# Brief
Locate and copy all lines bearing the word "this".

┄┄┄┄┄┄┄┄┄┄┄┄┄┄┄┄┄┄┄┄

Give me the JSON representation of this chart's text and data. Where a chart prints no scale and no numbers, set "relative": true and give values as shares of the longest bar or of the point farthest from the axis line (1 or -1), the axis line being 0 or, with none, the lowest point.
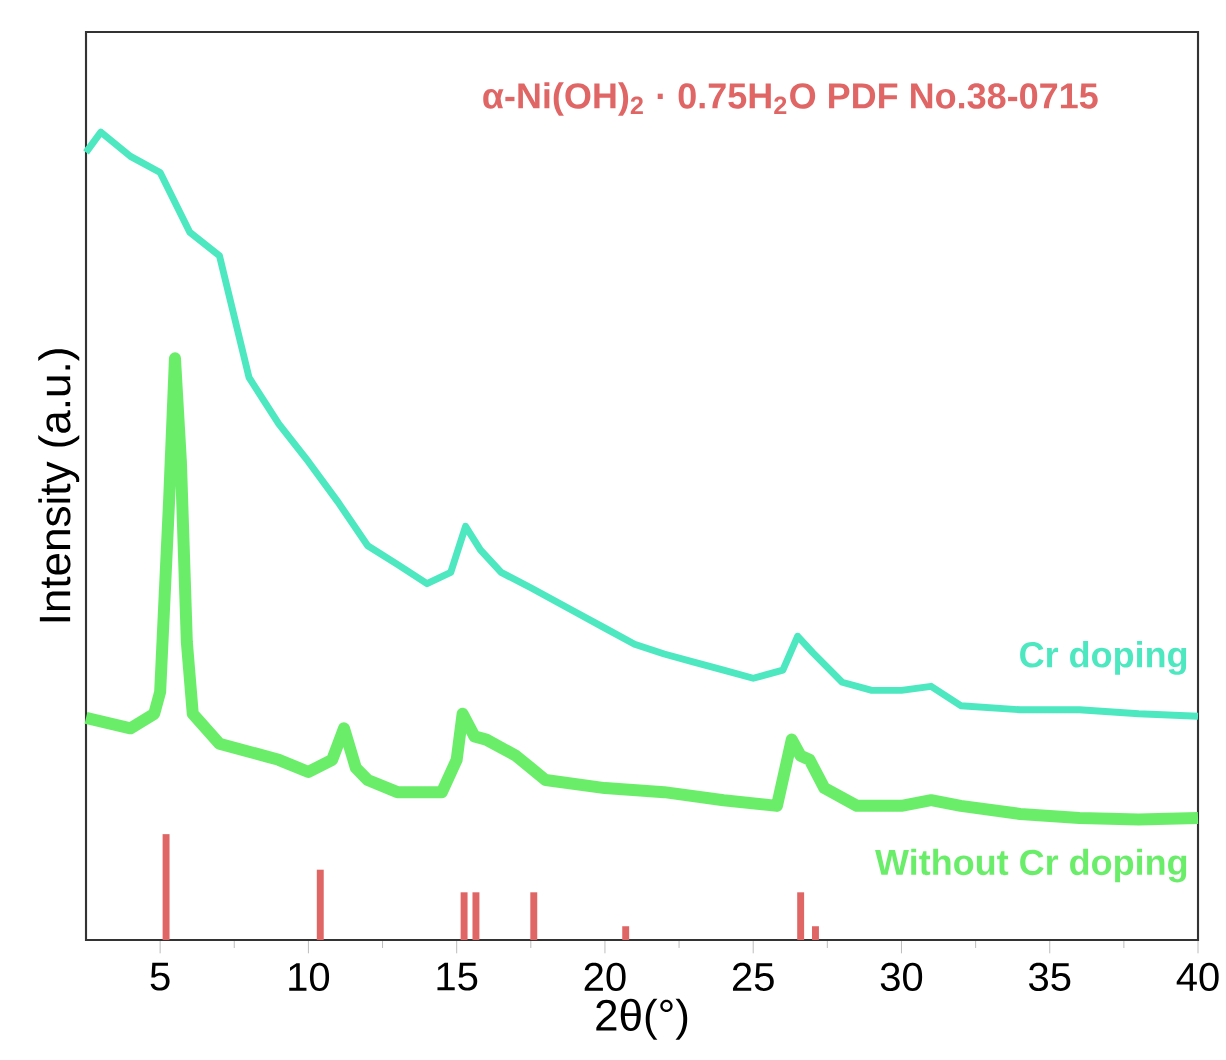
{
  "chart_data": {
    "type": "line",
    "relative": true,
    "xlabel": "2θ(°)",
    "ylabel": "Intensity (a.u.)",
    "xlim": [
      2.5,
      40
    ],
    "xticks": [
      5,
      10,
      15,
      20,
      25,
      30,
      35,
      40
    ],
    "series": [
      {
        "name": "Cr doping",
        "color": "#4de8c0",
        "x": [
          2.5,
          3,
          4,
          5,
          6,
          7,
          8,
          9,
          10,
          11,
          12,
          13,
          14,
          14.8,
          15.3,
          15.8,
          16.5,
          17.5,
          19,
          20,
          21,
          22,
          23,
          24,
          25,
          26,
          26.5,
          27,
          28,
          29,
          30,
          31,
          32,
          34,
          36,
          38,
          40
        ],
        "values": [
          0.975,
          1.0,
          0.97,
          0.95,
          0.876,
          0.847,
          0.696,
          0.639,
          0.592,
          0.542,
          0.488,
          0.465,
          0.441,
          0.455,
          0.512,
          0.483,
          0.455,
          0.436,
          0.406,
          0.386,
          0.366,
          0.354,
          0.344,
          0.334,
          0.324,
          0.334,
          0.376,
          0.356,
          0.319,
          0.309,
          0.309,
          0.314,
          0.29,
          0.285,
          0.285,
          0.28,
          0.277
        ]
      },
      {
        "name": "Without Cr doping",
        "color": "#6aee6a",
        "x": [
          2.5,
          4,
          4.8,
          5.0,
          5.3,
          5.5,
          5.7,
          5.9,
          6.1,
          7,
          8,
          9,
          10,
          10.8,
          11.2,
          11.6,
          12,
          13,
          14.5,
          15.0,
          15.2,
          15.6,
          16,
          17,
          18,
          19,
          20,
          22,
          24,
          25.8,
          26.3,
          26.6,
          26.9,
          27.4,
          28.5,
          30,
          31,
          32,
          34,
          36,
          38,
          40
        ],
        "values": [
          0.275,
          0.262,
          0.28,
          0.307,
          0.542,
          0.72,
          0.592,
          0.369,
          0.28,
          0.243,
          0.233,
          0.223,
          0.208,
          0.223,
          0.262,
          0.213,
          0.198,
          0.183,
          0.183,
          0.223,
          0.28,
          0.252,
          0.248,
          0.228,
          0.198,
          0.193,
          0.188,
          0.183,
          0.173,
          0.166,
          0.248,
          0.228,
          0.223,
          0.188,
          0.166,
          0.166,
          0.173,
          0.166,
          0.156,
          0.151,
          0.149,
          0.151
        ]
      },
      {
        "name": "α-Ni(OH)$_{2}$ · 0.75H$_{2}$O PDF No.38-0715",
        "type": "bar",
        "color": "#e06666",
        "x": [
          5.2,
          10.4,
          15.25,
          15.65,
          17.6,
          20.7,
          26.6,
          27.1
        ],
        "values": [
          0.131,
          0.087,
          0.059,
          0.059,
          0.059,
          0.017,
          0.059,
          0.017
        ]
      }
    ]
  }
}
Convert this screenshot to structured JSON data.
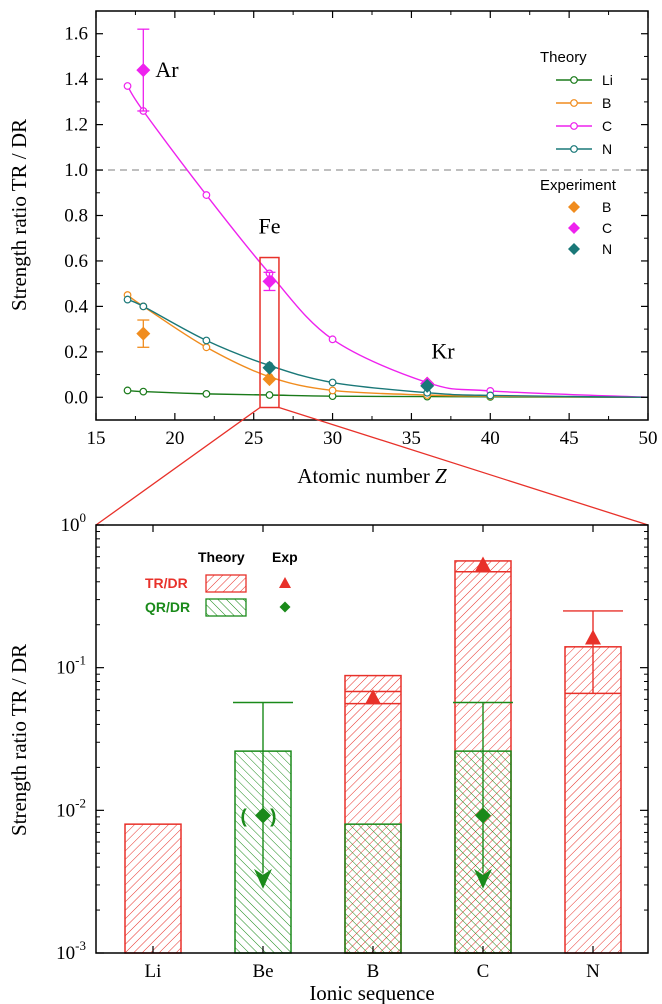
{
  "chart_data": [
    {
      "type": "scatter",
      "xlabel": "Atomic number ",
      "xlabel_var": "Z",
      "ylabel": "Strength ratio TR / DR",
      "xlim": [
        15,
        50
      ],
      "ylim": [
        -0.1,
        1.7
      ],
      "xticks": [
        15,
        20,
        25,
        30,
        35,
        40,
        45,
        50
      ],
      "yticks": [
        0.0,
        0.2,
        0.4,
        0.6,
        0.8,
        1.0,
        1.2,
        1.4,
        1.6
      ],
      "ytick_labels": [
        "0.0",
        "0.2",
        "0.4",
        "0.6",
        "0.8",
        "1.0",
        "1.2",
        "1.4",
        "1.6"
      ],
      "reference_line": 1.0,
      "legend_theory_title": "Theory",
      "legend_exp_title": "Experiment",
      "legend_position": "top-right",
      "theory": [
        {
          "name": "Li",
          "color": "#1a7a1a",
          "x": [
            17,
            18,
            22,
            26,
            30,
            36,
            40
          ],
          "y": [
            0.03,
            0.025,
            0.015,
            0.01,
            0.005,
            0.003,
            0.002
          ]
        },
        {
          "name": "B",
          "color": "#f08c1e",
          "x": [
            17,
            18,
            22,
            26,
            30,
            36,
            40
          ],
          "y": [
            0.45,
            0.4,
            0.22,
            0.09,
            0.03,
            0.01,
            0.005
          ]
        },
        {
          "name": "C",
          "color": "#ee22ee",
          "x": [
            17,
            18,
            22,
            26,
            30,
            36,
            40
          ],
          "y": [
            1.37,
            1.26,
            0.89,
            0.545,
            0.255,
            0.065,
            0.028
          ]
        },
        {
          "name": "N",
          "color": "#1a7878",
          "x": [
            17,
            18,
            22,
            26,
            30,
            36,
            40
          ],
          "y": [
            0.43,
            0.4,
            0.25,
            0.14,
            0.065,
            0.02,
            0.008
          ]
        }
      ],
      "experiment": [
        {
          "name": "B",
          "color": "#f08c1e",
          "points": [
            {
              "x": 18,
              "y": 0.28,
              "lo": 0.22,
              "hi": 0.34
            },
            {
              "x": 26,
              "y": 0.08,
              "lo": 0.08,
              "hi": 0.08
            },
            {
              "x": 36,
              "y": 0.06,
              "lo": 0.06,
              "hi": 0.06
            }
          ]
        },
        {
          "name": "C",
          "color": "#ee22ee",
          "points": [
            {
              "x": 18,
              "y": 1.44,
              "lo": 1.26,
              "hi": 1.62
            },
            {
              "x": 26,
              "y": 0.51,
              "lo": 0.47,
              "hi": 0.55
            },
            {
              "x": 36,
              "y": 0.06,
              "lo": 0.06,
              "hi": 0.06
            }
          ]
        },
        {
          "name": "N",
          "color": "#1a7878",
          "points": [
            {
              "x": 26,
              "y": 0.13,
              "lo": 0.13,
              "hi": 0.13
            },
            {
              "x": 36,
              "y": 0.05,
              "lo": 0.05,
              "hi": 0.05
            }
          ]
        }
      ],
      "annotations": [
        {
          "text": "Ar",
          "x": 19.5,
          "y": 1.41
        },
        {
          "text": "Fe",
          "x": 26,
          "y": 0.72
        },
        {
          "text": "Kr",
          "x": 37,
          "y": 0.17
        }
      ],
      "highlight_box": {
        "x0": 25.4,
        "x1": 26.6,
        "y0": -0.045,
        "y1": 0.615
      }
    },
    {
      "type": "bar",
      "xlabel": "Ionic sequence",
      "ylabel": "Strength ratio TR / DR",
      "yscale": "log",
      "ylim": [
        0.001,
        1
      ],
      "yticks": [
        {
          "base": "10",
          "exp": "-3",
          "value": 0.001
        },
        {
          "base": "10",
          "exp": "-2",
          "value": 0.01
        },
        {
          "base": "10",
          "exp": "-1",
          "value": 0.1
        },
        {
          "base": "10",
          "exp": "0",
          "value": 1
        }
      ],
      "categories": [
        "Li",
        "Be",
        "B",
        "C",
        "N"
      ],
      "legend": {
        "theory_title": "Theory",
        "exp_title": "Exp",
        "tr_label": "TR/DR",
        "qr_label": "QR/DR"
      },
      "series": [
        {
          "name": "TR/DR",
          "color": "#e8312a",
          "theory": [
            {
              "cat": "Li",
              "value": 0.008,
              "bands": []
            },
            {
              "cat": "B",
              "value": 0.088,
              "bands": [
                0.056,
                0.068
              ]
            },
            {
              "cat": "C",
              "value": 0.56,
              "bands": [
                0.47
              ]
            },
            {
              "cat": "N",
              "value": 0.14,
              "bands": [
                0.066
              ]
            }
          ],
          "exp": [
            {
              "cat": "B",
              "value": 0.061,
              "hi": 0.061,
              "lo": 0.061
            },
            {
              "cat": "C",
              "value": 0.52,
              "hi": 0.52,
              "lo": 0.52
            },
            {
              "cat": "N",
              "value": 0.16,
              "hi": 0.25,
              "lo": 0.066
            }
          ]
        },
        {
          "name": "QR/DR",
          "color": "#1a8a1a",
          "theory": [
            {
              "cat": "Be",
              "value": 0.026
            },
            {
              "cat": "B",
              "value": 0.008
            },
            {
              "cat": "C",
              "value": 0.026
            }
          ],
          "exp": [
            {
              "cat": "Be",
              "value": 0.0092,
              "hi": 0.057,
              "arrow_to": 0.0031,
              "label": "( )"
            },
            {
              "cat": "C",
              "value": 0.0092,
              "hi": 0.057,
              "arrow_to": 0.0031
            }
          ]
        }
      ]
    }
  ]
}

┄┄┄┄┄┄┄┄┄┄┄┄┄┄┄┄┄┄┄┄

# Final result
Give me the JSON representation of this chart's text and data. Where a chart prints no scale and no numbers, set "relative": true and give values as shares of the longest bar or of the point farthest from the axis line (1 or -1), the axis line being 0 or, with none, the lowest point.
Convert this screenshot to structured JSON data.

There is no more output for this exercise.